[OBJECTIVE]: Reproduce the data below word for word, omitting any pictures.

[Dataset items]
+ + +
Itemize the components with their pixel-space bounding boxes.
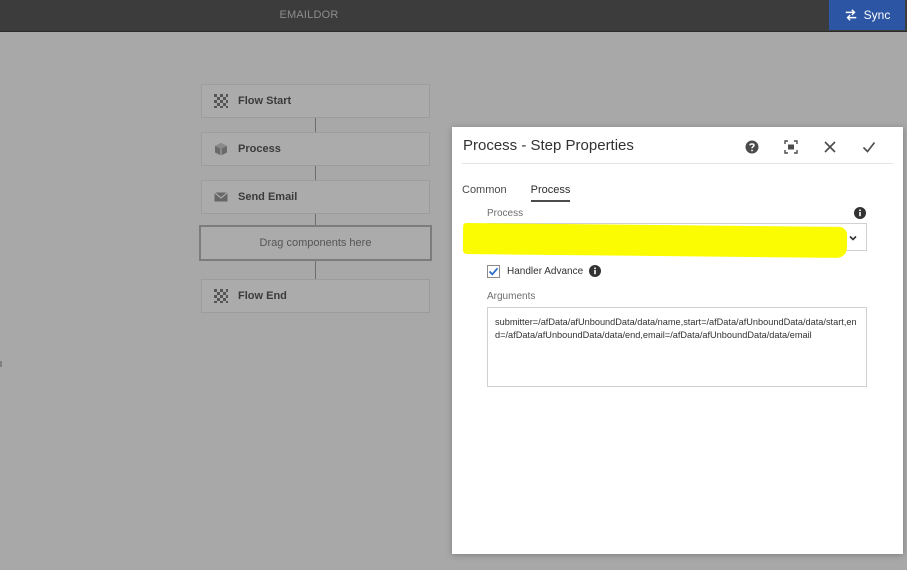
sync-label: Sync bbox=[863, 8, 891, 22]
drop-zone[interactable]: Drag components here bbox=[199, 225, 432, 261]
close-button[interactable] bbox=[810, 136, 849, 158]
checkmark-icon bbox=[862, 142, 875, 153]
flow-start-node[interactable]: Flow Start bbox=[201, 84, 430, 118]
tab-common[interactable]: Common bbox=[462, 184, 507, 202]
arguments-textarea[interactable]: submitter=/afData/afUnboundData/data/nam… bbox=[487, 307, 867, 387]
dialog-tabs: Common Process bbox=[462, 184, 570, 202]
flow-end-node[interactable]: Flow End bbox=[201, 279, 430, 313]
sync-icon bbox=[845, 9, 856, 21]
arguments-field-label: Arguments bbox=[487, 291, 536, 302]
fullscreen-button[interactable] bbox=[771, 136, 810, 158]
fullscreen-icon bbox=[783, 140, 798, 154]
chevron-down-icon bbox=[849, 235, 857, 241]
dialog-toolbar bbox=[732, 136, 888, 158]
sync-button[interactable]: Sync bbox=[829, 0, 905, 30]
step-properties-dialog: Process - Step Properties Common Process… bbox=[452, 127, 903, 554]
node-label: Flow End bbox=[238, 290, 287, 302]
dialog-divider bbox=[462, 163, 893, 164]
handler-advance-label: Handler Advance bbox=[507, 266, 584, 277]
page-title: EMAILDOR bbox=[279, 9, 339, 21]
node-label: Send Email bbox=[238, 191, 298, 203]
drop-zone-label: Drag components here bbox=[259, 237, 372, 249]
process-node[interactable]: Process bbox=[201, 132, 430, 166]
handler-advance-checkbox[interactable] bbox=[487, 265, 500, 278]
flow-end-icon bbox=[214, 289, 228, 303]
tab-process[interactable]: Process bbox=[530, 184, 570, 202]
email-icon bbox=[214, 190, 228, 204]
done-button[interactable] bbox=[849, 136, 888, 158]
process-field-label: Process bbox=[487, 208, 524, 219]
close-icon bbox=[823, 141, 836, 153]
send-email-node[interactable]: Send Email bbox=[201, 180, 430, 214]
canvas-edge-marker bbox=[0, 361, 2, 367]
connector-line bbox=[315, 166, 316, 180]
connector-line bbox=[315, 214, 316, 225]
yellow-highlight-mark bbox=[462, 222, 848, 259]
process-icon bbox=[214, 142, 228, 156]
handler-advance-info-icon[interactable] bbox=[589, 265, 601, 277]
connector-line bbox=[315, 261, 316, 279]
flow-start-icon bbox=[214, 94, 228, 108]
connector-line bbox=[315, 118, 316, 132]
node-label: Flow Start bbox=[238, 95, 292, 107]
dialog-title: Process - Step Properties bbox=[463, 137, 634, 154]
top-bar: EMAILDOR Sync bbox=[0, 0, 907, 32]
help-button[interactable] bbox=[732, 136, 771, 158]
help-icon bbox=[745, 140, 758, 154]
node-label: Process bbox=[238, 143, 281, 155]
checkmark-icon bbox=[488, 267, 499, 276]
process-info-icon[interactable] bbox=[854, 207, 866, 219]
+ + +
[TASK ANSWER]:
Itemize the components with their pixel-space bounding boxes.
sync-label: Sync bbox=[863, 8, 891, 22]
drop-zone[interactable]: Drag components here bbox=[199, 225, 432, 261]
close-button[interactable] bbox=[810, 136, 849, 158]
checkmark-icon bbox=[862, 142, 875, 153]
flow-start-node[interactable]: Flow Start bbox=[201, 84, 430, 118]
tab-common[interactable]: Common bbox=[462, 184, 507, 202]
arguments-textarea[interactable]: submitter=/afData/afUnboundData/data/nam… bbox=[487, 307, 867, 387]
dialog-tabs: Common Process bbox=[462, 184, 570, 202]
flow-end-node[interactable]: Flow End bbox=[201, 279, 430, 313]
sync-icon bbox=[845, 9, 856, 21]
arguments-field-label: Arguments bbox=[487, 291, 536, 302]
fullscreen-button[interactable] bbox=[771, 136, 810, 158]
fullscreen-icon bbox=[783, 140, 798, 154]
chevron-down-icon bbox=[849, 235, 857, 241]
dialog-toolbar bbox=[732, 136, 888, 158]
sync-button[interactable]: Sync bbox=[829, 0, 905, 30]
step-properties-dialog: Process - Step Properties Common Process… bbox=[452, 127, 903, 554]
node-label: Flow End bbox=[238, 290, 287, 302]
dialog-divider bbox=[462, 163, 893, 164]
handler-advance-label: Handler Advance bbox=[507, 266, 584, 277]
page-title: EMAILDOR bbox=[279, 9, 339, 21]
node-label: Send Email bbox=[238, 191, 298, 203]
drop-zone-label: Drag components here bbox=[259, 237, 372, 249]
process-node[interactable]: Process bbox=[201, 132, 430, 166]
handler-advance-checkbox[interactable] bbox=[487, 265, 500, 278]
flow-end-icon bbox=[214, 289, 228, 303]
tab-process[interactable]: Process bbox=[530, 184, 570, 202]
email-icon bbox=[214, 190, 228, 204]
done-button[interactable] bbox=[849, 136, 888, 158]
process-field-label: Process bbox=[487, 208, 524, 219]
close-icon bbox=[823, 141, 836, 153]
send-email-node[interactable]: Send Email bbox=[201, 180, 430, 214]
canvas-edge-marker bbox=[0, 361, 2, 367]
connector-line bbox=[315, 166, 316, 180]
connector-line bbox=[315, 214, 316, 225]
yellow-highlight-mark bbox=[462, 222, 848, 259]
process-icon bbox=[214, 142, 228, 156]
handler-advance-info-icon[interactable] bbox=[589, 265, 601, 277]
connector-line bbox=[315, 261, 316, 279]
flow-start-icon bbox=[214, 94, 228, 108]
connector-line bbox=[315, 118, 316, 132]
node-label: Flow Start bbox=[238, 95, 292, 107]
dialog-title: Process - Step Properties bbox=[463, 137, 634, 154]
top-bar: EMAILDOR Sync bbox=[0, 0, 907, 32]
help-button[interactable] bbox=[732, 136, 771, 158]
help-icon bbox=[745, 140, 758, 154]
node-label: Process bbox=[238, 143, 281, 155]
checkmark-icon bbox=[488, 267, 499, 276]
process-info-icon[interactable] bbox=[854, 207, 866, 219]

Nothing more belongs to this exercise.